Start of SUPPLIED MATERIAL
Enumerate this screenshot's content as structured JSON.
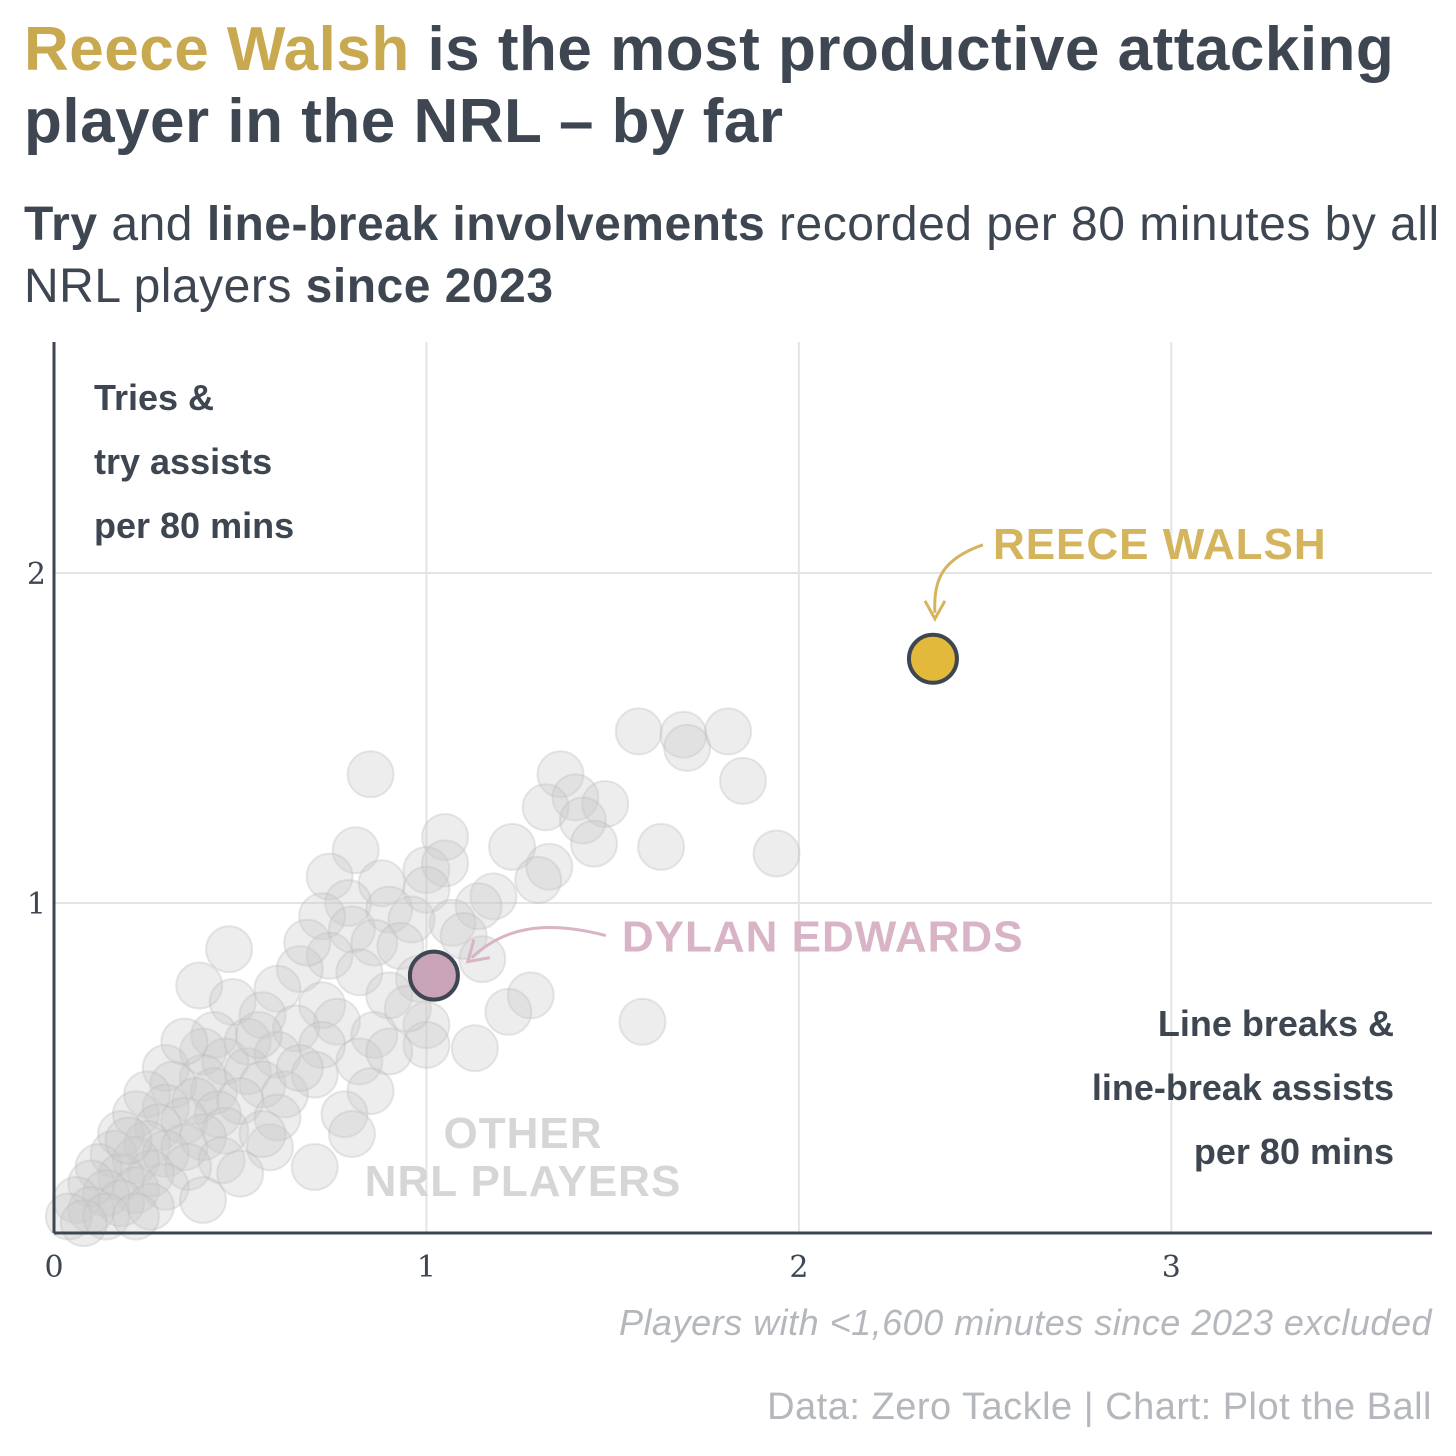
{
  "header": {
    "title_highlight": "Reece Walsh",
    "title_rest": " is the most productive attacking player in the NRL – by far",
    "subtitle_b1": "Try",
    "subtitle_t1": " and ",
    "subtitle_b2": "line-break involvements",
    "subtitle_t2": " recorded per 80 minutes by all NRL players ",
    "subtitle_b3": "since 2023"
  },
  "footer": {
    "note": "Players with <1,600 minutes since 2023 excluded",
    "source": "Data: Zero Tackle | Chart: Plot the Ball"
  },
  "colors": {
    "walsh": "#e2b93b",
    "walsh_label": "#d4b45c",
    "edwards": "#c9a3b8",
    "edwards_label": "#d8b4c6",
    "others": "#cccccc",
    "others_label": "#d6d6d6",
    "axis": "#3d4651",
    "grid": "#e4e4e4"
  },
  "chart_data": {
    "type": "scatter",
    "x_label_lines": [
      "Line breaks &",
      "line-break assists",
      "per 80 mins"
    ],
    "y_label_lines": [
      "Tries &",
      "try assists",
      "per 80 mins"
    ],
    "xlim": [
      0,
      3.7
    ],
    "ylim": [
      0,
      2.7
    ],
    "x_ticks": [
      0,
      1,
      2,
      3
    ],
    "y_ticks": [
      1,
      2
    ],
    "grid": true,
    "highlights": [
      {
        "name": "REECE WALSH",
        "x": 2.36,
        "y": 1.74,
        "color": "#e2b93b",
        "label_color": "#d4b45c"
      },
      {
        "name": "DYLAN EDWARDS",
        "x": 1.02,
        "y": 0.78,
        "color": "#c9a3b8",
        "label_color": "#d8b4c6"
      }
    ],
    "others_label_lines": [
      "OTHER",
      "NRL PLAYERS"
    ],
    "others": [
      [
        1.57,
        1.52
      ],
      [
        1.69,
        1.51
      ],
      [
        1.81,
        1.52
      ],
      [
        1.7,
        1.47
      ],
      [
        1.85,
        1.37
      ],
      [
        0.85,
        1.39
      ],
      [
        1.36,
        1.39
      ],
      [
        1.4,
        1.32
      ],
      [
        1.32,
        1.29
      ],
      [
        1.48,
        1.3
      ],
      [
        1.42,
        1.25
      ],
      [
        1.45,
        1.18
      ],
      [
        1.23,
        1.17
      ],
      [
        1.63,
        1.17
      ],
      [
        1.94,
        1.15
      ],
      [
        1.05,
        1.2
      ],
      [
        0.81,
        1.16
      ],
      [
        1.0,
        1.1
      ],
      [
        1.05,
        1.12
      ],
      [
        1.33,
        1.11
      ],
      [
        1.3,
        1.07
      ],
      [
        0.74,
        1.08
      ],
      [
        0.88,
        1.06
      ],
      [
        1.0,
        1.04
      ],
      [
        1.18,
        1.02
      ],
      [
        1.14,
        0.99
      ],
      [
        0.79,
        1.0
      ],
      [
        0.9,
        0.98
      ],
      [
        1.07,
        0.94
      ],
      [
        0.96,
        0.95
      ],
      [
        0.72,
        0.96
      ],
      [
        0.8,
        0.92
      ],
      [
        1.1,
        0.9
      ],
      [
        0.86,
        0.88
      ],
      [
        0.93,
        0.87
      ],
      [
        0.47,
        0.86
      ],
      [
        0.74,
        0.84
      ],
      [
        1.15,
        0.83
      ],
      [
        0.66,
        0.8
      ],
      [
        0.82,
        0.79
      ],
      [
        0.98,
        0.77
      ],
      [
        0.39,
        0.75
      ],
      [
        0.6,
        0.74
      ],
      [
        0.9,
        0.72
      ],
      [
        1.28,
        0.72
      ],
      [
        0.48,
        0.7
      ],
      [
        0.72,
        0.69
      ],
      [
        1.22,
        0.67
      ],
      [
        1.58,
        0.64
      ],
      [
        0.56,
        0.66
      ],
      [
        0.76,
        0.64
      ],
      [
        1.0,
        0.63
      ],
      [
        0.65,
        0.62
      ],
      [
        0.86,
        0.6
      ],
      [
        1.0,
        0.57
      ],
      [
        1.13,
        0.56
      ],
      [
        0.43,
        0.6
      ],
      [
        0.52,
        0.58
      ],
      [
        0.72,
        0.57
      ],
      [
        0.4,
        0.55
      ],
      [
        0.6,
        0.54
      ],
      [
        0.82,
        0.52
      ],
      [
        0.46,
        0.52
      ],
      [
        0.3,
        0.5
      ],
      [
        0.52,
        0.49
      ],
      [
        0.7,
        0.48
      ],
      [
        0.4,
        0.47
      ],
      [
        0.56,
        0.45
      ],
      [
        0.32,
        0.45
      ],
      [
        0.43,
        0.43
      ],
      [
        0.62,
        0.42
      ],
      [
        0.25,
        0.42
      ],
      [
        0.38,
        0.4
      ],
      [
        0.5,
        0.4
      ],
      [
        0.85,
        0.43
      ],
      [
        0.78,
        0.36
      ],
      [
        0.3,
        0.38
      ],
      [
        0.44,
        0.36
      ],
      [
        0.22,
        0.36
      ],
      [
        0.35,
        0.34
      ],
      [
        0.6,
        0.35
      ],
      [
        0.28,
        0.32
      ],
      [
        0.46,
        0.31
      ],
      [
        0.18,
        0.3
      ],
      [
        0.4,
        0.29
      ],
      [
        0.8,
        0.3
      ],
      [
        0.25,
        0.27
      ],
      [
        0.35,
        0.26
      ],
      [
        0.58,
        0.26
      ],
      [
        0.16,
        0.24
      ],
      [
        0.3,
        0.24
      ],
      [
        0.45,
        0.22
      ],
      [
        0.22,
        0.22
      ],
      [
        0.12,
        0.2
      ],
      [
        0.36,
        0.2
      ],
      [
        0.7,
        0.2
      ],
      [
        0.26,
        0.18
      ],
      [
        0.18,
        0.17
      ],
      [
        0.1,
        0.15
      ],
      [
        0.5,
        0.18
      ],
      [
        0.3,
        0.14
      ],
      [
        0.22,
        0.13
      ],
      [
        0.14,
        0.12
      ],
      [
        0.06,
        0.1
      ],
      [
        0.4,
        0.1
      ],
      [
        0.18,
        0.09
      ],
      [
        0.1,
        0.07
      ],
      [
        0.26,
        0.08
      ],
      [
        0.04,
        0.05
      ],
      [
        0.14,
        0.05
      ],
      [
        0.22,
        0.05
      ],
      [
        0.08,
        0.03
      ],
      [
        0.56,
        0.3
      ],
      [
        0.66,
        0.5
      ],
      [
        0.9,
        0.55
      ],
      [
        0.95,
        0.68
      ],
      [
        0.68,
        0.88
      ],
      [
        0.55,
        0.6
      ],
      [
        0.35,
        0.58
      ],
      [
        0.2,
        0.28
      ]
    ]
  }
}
End of SUPPLIED MATERIAL
**EXERCISE**
Reproduce every record above exactly, but leave out the pictures.

**WRITTEN ANSWER**
Enumerate this screenshot's content as structured JSON.
{
  "header": {
    "title_highlight": "Reece Walsh",
    "title_rest": " is the most productive attacking player in the NRL – by far",
    "subtitle_b1": "Try",
    "subtitle_t1": " and ",
    "subtitle_b2": "line-break involvements",
    "subtitle_t2": " recorded per 80 minutes by all NRL players ",
    "subtitle_b3": "since 2023"
  },
  "footer": {
    "note": "Players with <1,600 minutes since 2023 excluded",
    "source": "Data: Zero Tackle | Chart: Plot the Ball"
  },
  "colors": {
    "walsh": "#e2b93b",
    "walsh_label": "#d4b45c",
    "edwards": "#c9a3b8",
    "edwards_label": "#d8b4c6",
    "others": "#cccccc",
    "others_label": "#d6d6d6",
    "axis": "#3d4651",
    "grid": "#e4e4e4"
  },
  "chart_data": {
    "type": "scatter",
    "x_label_lines": [
      "Line breaks &",
      "line-break assists",
      "per 80 mins"
    ],
    "y_label_lines": [
      "Tries &",
      "try assists",
      "per 80 mins"
    ],
    "xlim": [
      0,
      3.7
    ],
    "ylim": [
      0,
      2.7
    ],
    "x_ticks": [
      0,
      1,
      2,
      3
    ],
    "y_ticks": [
      1,
      2
    ],
    "grid": true,
    "highlights": [
      {
        "name": "REECE WALSH",
        "x": 2.36,
        "y": 1.74,
        "color": "#e2b93b",
        "label_color": "#d4b45c"
      },
      {
        "name": "DYLAN EDWARDS",
        "x": 1.02,
        "y": 0.78,
        "color": "#c9a3b8",
        "label_color": "#d8b4c6"
      }
    ],
    "others_label_lines": [
      "OTHER",
      "NRL PLAYERS"
    ],
    "others": [
      [
        1.57,
        1.52
      ],
      [
        1.69,
        1.51
      ],
      [
        1.81,
        1.52
      ],
      [
        1.7,
        1.47
      ],
      [
        1.85,
        1.37
      ],
      [
        0.85,
        1.39
      ],
      [
        1.36,
        1.39
      ],
      [
        1.4,
        1.32
      ],
      [
        1.32,
        1.29
      ],
      [
        1.48,
        1.3
      ],
      [
        1.42,
        1.25
      ],
      [
        1.45,
        1.18
      ],
      [
        1.23,
        1.17
      ],
      [
        1.63,
        1.17
      ],
      [
        1.94,
        1.15
      ],
      [
        1.05,
        1.2
      ],
      [
        0.81,
        1.16
      ],
      [
        1.0,
        1.1
      ],
      [
        1.05,
        1.12
      ],
      [
        1.33,
        1.11
      ],
      [
        1.3,
        1.07
      ],
      [
        0.74,
        1.08
      ],
      [
        0.88,
        1.06
      ],
      [
        1.0,
        1.04
      ],
      [
        1.18,
        1.02
      ],
      [
        1.14,
        0.99
      ],
      [
        0.79,
        1.0
      ],
      [
        0.9,
        0.98
      ],
      [
        1.07,
        0.94
      ],
      [
        0.96,
        0.95
      ],
      [
        0.72,
        0.96
      ],
      [
        0.8,
        0.92
      ],
      [
        1.1,
        0.9
      ],
      [
        0.86,
        0.88
      ],
      [
        0.93,
        0.87
      ],
      [
        0.47,
        0.86
      ],
      [
        0.74,
        0.84
      ],
      [
        1.15,
        0.83
      ],
      [
        0.66,
        0.8
      ],
      [
        0.82,
        0.79
      ],
      [
        0.98,
        0.77
      ],
      [
        0.39,
        0.75
      ],
      [
        0.6,
        0.74
      ],
      [
        0.9,
        0.72
      ],
      [
        1.28,
        0.72
      ],
      [
        0.48,
        0.7
      ],
      [
        0.72,
        0.69
      ],
      [
        1.22,
        0.67
      ],
      [
        1.58,
        0.64
      ],
      [
        0.56,
        0.66
      ],
      [
        0.76,
        0.64
      ],
      [
        1.0,
        0.63
      ],
      [
        0.65,
        0.62
      ],
      [
        0.86,
        0.6
      ],
      [
        1.0,
        0.57
      ],
      [
        1.13,
        0.56
      ],
      [
        0.43,
        0.6
      ],
      [
        0.52,
        0.58
      ],
      [
        0.72,
        0.57
      ],
      [
        0.4,
        0.55
      ],
      [
        0.6,
        0.54
      ],
      [
        0.82,
        0.52
      ],
      [
        0.46,
        0.52
      ],
      [
        0.3,
        0.5
      ],
      [
        0.52,
        0.49
      ],
      [
        0.7,
        0.48
      ],
      [
        0.4,
        0.47
      ],
      [
        0.56,
        0.45
      ],
      [
        0.32,
        0.45
      ],
      [
        0.43,
        0.43
      ],
      [
        0.62,
        0.42
      ],
      [
        0.25,
        0.42
      ],
      [
        0.38,
        0.4
      ],
      [
        0.5,
        0.4
      ],
      [
        0.85,
        0.43
      ],
      [
        0.78,
        0.36
      ],
      [
        0.3,
        0.38
      ],
      [
        0.44,
        0.36
      ],
      [
        0.22,
        0.36
      ],
      [
        0.35,
        0.34
      ],
      [
        0.6,
        0.35
      ],
      [
        0.28,
        0.32
      ],
      [
        0.46,
        0.31
      ],
      [
        0.18,
        0.3
      ],
      [
        0.4,
        0.29
      ],
      [
        0.8,
        0.3
      ],
      [
        0.25,
        0.27
      ],
      [
        0.35,
        0.26
      ],
      [
        0.58,
        0.26
      ],
      [
        0.16,
        0.24
      ],
      [
        0.3,
        0.24
      ],
      [
        0.45,
        0.22
      ],
      [
        0.22,
        0.22
      ],
      [
        0.12,
        0.2
      ],
      [
        0.36,
        0.2
      ],
      [
        0.7,
        0.2
      ],
      [
        0.26,
        0.18
      ],
      [
        0.18,
        0.17
      ],
      [
        0.1,
        0.15
      ],
      [
        0.5,
        0.18
      ],
      [
        0.3,
        0.14
      ],
      [
        0.22,
        0.13
      ],
      [
        0.14,
        0.12
      ],
      [
        0.06,
        0.1
      ],
      [
        0.4,
        0.1
      ],
      [
        0.18,
        0.09
      ],
      [
        0.1,
        0.07
      ],
      [
        0.26,
        0.08
      ],
      [
        0.04,
        0.05
      ],
      [
        0.14,
        0.05
      ],
      [
        0.22,
        0.05
      ],
      [
        0.08,
        0.03
      ],
      [
        0.56,
        0.3
      ],
      [
        0.66,
        0.5
      ],
      [
        0.9,
        0.55
      ],
      [
        0.95,
        0.68
      ],
      [
        0.68,
        0.88
      ],
      [
        0.55,
        0.6
      ],
      [
        0.35,
        0.58
      ],
      [
        0.2,
        0.28
      ]
    ]
  }
}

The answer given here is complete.